*THE TASK*. Gather the lines that hold the string "olive".

*DATA FOR THIS EXERCISE*.
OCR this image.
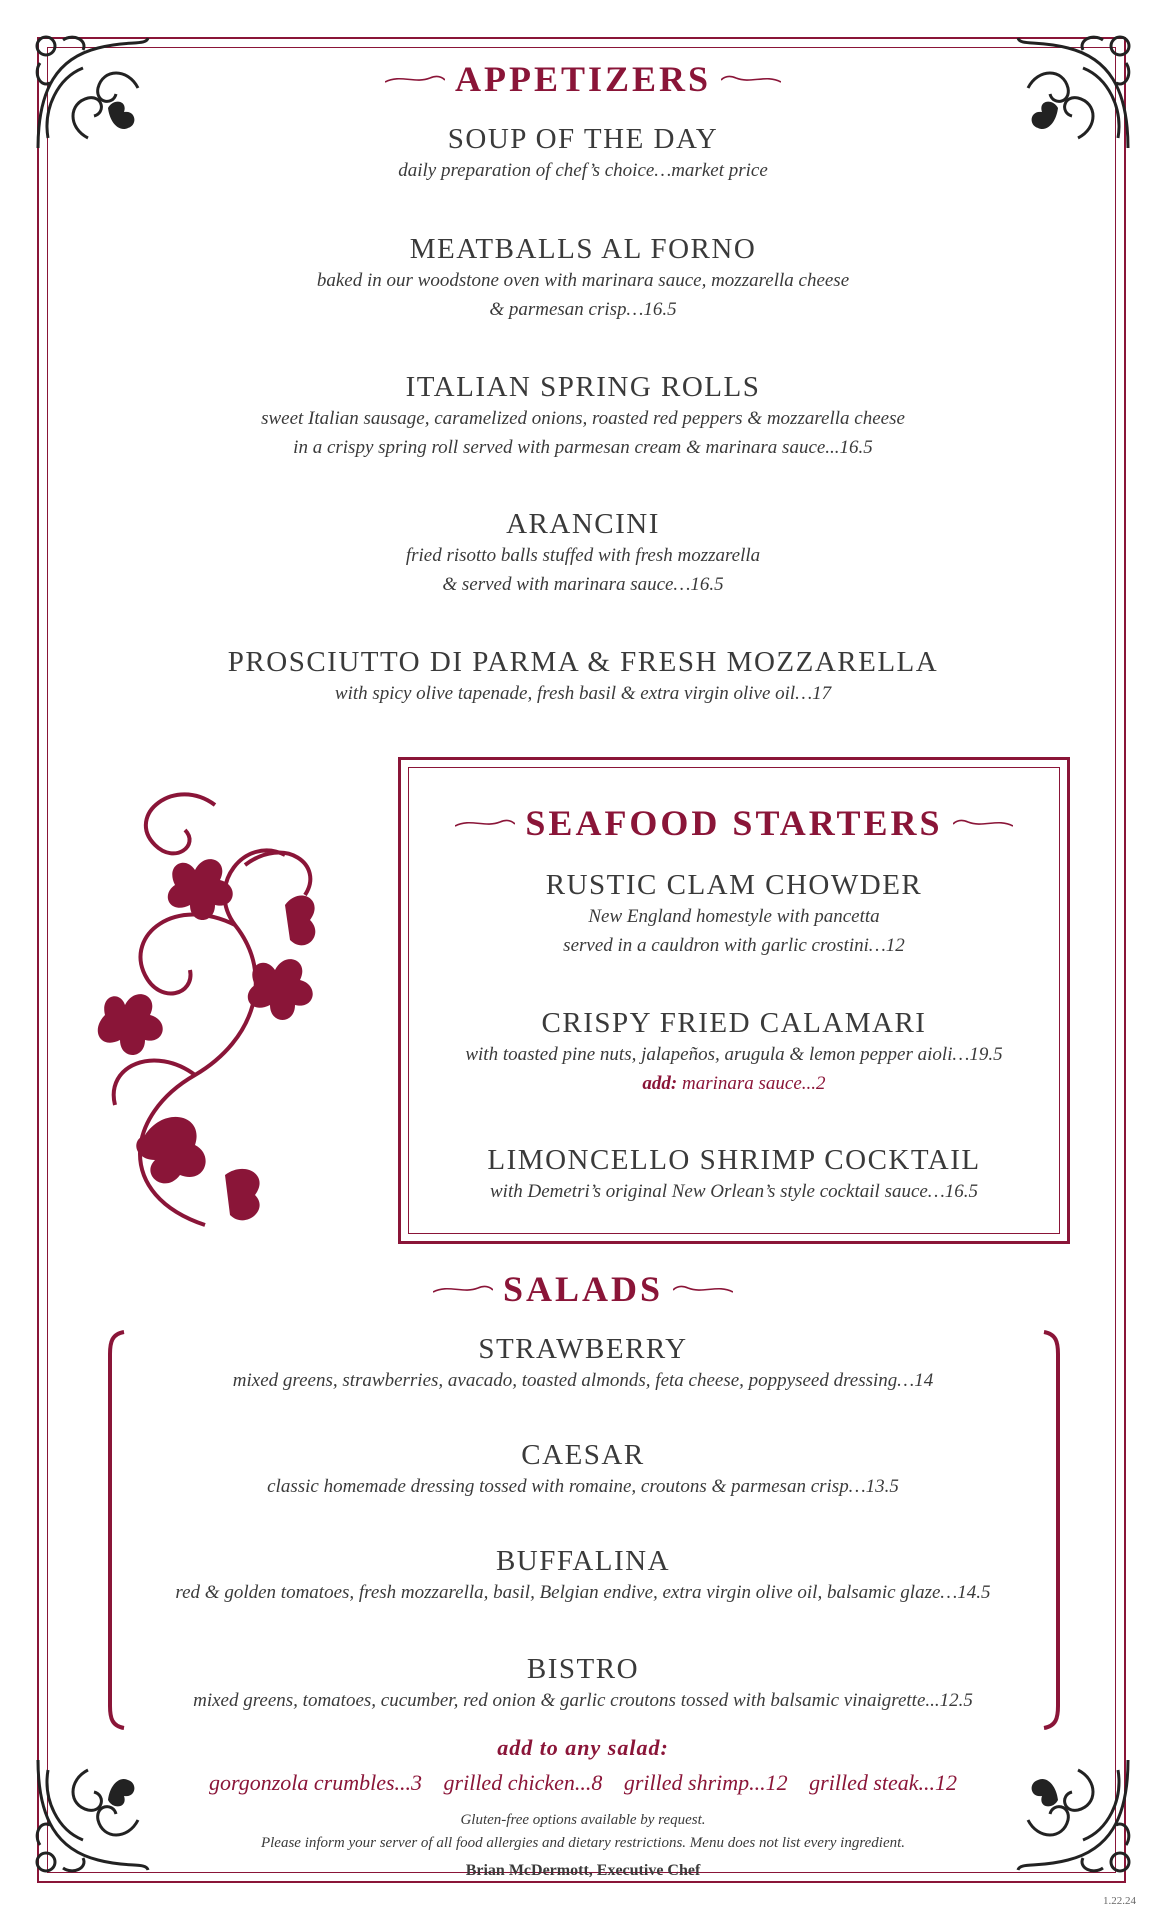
APPETIZERS
SOUP OF THE DAY
daily preparation of chef’s choice…market price
MEATBALLS AL FORNO
baked in our woodstone oven with marinara sauce, mozzarella cheese
& parmesan crisp…16.5
ITALIAN SPRING ROLLS
sweet Italian sausage, caramelized onions, roasted red peppers & mozzarella cheese
in a crispy spring roll served with parmesan cream & marinara sauce...16.5
ARANCINI
fried risotto balls stuffed with fresh mozzarella
& served with marinara sauce…16.5
PROSCIUTTO DI PARMA & FRESH MOZZARELLA
with spicy olive tapenade, fresh basil & extra virgin olive oil…17
SEAFOOD STARTERS
RUSTIC CLAM CHOWDER
New England homestyle with pancetta
served in a cauldron with garlic crostini…12
CRISPY FRIED CALAMARI
with toasted pine nuts, jalapeños, arugula & lemon pepper aioli…19.5
add: marinara sauce...2
LIMONCELLO SHRIMP COCKTAIL
with Demetri’s original New Orlean’s style cocktail sauce…16.5
SALADS
STRAWBERRY
mixed greens, strawberries, avacado, toasted almonds, feta cheese, poppyseed dressing…14
CAESAR
classic homemade dressing tossed with romaine, croutons & parmesan crisp…13.5
BUFFALINA
red & golden tomatoes, fresh mozzarella, basil, Belgian endive, extra virgin olive oil, balsamic glaze…14.5
BISTRO
mixed greens, tomatoes, cucumber, red onion & garlic croutons tossed with balsamic vinaigrette...12.5
add to any salad:
gorgonzola crumbles...3 grilled chicken...8 grilled shrimp...12 grilled steak...12
Gluten-free options available by request.
Please inform your server of all food allergies and dietary restrictions. Menu does not list every ingredient.
Brian McDermott, Executive Chef
1.22.24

*WRITTEN SOLUTION*.
with spicy olive tapenade, fresh basil & extra virgin olive oil…17
red & golden tomatoes, fresh mozzarella, basil, Belgian endive, extra virgin olive oil, balsamic glaze…14.5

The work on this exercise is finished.